— Begin —

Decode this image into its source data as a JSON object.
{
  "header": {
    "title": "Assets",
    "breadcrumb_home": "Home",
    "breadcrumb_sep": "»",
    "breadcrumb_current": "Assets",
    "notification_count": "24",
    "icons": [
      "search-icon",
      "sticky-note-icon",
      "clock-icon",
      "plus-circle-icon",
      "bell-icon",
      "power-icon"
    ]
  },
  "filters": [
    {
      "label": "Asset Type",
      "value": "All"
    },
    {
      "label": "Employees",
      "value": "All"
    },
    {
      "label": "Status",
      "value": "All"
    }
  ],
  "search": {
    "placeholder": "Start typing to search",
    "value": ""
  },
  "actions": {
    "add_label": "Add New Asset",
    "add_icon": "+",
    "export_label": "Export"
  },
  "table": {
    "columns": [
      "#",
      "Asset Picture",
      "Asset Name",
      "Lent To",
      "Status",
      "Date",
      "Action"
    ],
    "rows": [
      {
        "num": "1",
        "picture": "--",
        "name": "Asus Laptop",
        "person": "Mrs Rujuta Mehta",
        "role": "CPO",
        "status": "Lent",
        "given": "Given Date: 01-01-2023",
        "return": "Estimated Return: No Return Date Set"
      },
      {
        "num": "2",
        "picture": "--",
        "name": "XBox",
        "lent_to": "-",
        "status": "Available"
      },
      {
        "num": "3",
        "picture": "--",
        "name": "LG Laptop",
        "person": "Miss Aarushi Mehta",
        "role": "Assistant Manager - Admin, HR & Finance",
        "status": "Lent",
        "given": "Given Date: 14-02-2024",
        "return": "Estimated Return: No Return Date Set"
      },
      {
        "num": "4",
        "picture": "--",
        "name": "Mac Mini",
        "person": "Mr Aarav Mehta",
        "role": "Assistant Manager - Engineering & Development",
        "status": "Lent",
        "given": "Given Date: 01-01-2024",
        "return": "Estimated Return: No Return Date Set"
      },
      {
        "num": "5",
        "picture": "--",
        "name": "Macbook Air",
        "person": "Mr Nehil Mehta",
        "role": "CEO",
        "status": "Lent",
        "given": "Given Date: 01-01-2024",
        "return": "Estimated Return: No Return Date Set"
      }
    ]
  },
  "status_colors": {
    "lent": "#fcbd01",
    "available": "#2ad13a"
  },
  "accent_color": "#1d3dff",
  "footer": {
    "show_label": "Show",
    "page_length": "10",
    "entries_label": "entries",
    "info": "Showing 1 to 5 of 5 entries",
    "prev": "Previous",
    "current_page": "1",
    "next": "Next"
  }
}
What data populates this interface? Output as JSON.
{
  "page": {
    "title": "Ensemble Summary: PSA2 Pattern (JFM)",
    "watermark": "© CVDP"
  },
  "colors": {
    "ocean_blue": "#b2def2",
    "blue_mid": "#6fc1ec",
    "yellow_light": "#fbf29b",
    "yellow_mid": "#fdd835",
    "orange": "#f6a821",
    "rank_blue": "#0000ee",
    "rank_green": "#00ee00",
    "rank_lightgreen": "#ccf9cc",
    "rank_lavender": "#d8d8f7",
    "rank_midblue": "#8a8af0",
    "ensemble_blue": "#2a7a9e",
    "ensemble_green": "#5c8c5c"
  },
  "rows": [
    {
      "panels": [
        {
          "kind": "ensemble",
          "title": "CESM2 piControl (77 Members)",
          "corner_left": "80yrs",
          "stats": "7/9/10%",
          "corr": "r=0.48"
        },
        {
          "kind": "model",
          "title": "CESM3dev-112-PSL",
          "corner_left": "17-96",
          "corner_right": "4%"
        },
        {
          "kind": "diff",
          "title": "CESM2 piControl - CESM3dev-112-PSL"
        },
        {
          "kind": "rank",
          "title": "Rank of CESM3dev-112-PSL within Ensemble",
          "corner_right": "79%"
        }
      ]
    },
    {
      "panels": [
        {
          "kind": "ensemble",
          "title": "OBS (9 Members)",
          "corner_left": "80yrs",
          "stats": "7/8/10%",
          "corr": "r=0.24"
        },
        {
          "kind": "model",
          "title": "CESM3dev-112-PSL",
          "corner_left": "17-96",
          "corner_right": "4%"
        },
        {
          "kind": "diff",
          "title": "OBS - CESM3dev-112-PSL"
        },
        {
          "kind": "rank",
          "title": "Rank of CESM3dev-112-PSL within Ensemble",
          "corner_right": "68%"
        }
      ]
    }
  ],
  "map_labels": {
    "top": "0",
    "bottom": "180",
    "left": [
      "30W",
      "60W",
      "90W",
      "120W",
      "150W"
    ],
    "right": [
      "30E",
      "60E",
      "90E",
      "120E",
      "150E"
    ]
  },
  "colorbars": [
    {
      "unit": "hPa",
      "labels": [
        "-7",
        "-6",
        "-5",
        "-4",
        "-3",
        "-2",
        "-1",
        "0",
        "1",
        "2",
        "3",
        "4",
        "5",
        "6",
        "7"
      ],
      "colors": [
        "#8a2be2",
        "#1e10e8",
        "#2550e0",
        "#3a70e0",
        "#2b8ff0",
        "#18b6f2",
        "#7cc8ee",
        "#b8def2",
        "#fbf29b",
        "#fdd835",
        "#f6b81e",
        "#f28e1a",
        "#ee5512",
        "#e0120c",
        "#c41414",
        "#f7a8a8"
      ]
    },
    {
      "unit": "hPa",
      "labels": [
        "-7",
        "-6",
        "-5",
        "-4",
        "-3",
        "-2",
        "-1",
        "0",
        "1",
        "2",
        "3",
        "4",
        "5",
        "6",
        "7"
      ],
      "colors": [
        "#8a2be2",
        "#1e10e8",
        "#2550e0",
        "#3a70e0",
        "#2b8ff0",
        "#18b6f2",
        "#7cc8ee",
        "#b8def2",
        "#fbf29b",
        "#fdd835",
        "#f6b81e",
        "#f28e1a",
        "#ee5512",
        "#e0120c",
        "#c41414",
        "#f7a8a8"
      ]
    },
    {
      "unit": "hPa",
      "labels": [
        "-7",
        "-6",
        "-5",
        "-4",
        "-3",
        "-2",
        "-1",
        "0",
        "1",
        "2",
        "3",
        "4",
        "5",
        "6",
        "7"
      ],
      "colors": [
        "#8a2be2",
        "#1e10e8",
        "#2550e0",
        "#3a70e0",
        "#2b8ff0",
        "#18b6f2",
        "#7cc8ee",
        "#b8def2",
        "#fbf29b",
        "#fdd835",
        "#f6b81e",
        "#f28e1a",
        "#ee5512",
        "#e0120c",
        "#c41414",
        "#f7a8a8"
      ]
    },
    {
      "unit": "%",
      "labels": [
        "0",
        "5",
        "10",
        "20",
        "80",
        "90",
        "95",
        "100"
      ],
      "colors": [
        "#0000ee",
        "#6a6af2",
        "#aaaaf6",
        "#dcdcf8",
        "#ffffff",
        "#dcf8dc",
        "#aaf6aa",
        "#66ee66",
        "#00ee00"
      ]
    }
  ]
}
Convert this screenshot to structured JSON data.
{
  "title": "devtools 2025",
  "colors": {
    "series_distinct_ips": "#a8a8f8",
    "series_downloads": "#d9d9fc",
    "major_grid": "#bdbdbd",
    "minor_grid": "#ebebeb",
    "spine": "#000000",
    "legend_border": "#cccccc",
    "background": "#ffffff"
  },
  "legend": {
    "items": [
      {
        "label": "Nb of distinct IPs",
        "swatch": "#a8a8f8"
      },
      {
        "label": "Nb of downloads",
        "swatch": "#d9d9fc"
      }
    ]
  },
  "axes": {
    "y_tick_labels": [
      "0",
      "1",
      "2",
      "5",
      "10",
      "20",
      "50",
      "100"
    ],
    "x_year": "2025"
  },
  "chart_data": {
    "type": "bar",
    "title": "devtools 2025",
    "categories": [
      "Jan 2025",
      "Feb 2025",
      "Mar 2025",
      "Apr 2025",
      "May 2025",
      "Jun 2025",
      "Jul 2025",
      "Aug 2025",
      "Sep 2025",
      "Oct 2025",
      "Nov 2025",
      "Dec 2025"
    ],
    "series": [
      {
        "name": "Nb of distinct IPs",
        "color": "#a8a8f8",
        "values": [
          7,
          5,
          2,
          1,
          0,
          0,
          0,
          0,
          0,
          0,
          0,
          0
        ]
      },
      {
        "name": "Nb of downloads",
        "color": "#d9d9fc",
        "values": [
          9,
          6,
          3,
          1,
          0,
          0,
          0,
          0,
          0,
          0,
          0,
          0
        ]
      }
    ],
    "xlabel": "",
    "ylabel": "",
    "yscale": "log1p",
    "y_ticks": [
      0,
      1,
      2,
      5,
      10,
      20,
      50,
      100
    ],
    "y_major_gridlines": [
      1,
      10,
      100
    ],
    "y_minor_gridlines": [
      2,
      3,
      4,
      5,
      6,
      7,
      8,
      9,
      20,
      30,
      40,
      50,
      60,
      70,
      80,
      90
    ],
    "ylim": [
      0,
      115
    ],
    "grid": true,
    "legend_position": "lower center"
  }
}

— End —

- **Aim**:
Check each line of the entries for the string "search". Copy the lines that have it.

- **Response to the exercise**:
      "search-icon",
  "search": {
    "placeholder": "Start typing to search",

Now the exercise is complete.